▶ [WORK REQUIRED]:
Every line containing the word "Term" needs to be found and copied.

BEGIN RECORDS TO PROCESS

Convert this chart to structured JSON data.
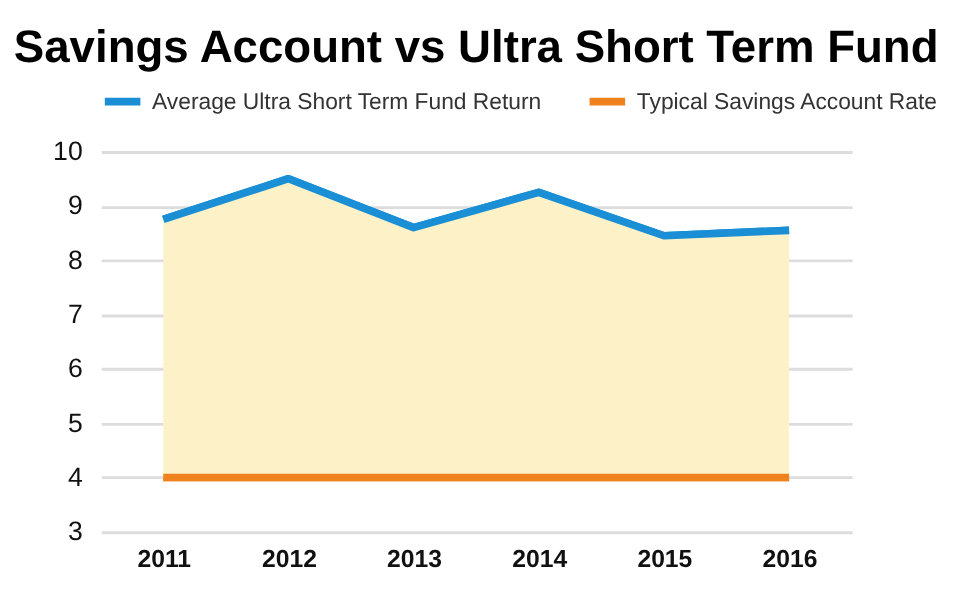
{
  "chart_data": {
    "type": "line",
    "title": "Savings Account vs Ultra Short Term Fund",
    "categories": [
      "2011",
      "2012",
      "2013",
      "2014",
      "2015",
      "2016"
    ],
    "series": [
      {
        "name": "Average Ultra Short Term Fund Return",
        "color": "#1b8fd5",
        "values": [
          8.75,
          9.5,
          8.6,
          9.25,
          8.45,
          8.55
        ],
        "lower": [
          4,
          4,
          4,
          4,
          4,
          4
        ],
        "upper": [
          8.75,
          9.5,
          8.6,
          9.25,
          8.45,
          8.55
        ]
      },
      {
        "name": "Typical Savings Account Rate",
        "color": "#f0821e",
        "values": [
          4,
          4,
          4,
          4,
          4,
          4
        ]
      }
    ],
    "ylim": [
      3,
      10
    ],
    "yticks": [
      3,
      4,
      5,
      6,
      7,
      8,
      9,
      10
    ],
    "grid": "y",
    "legend": "top",
    "marker": "none",
    "line_style": "solid"
  }
}
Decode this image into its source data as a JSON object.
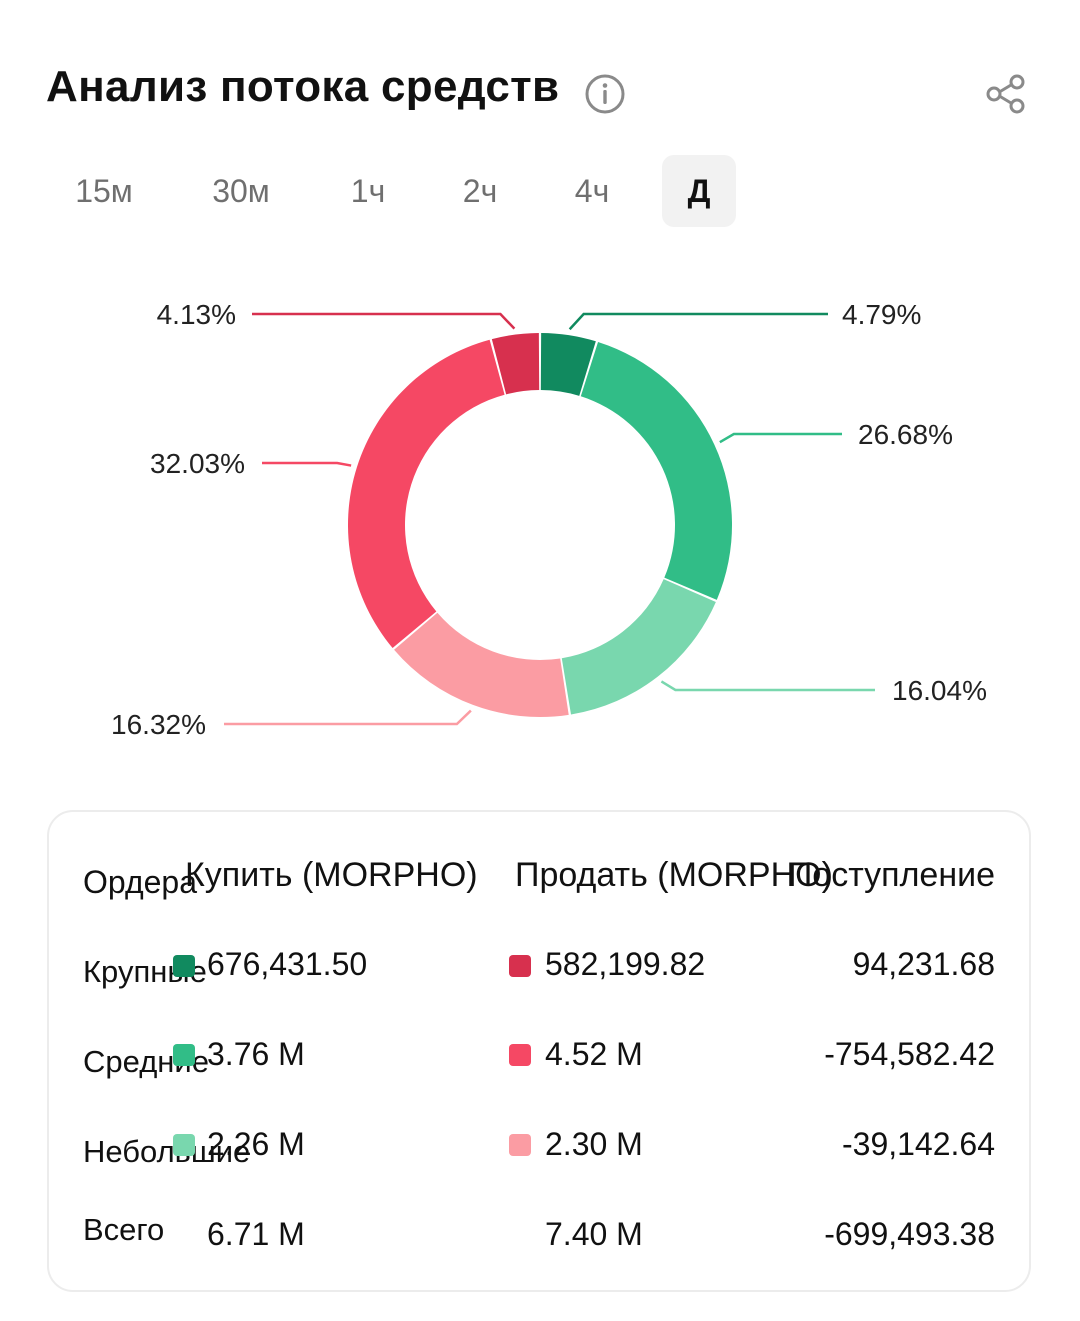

END RECORDS TO PROCESS

▶ [OUTPUT]:
    "title": "Savings Account vs Ultra Short Term Fund",
        "name": "Average Ultra Short Term Fund Return",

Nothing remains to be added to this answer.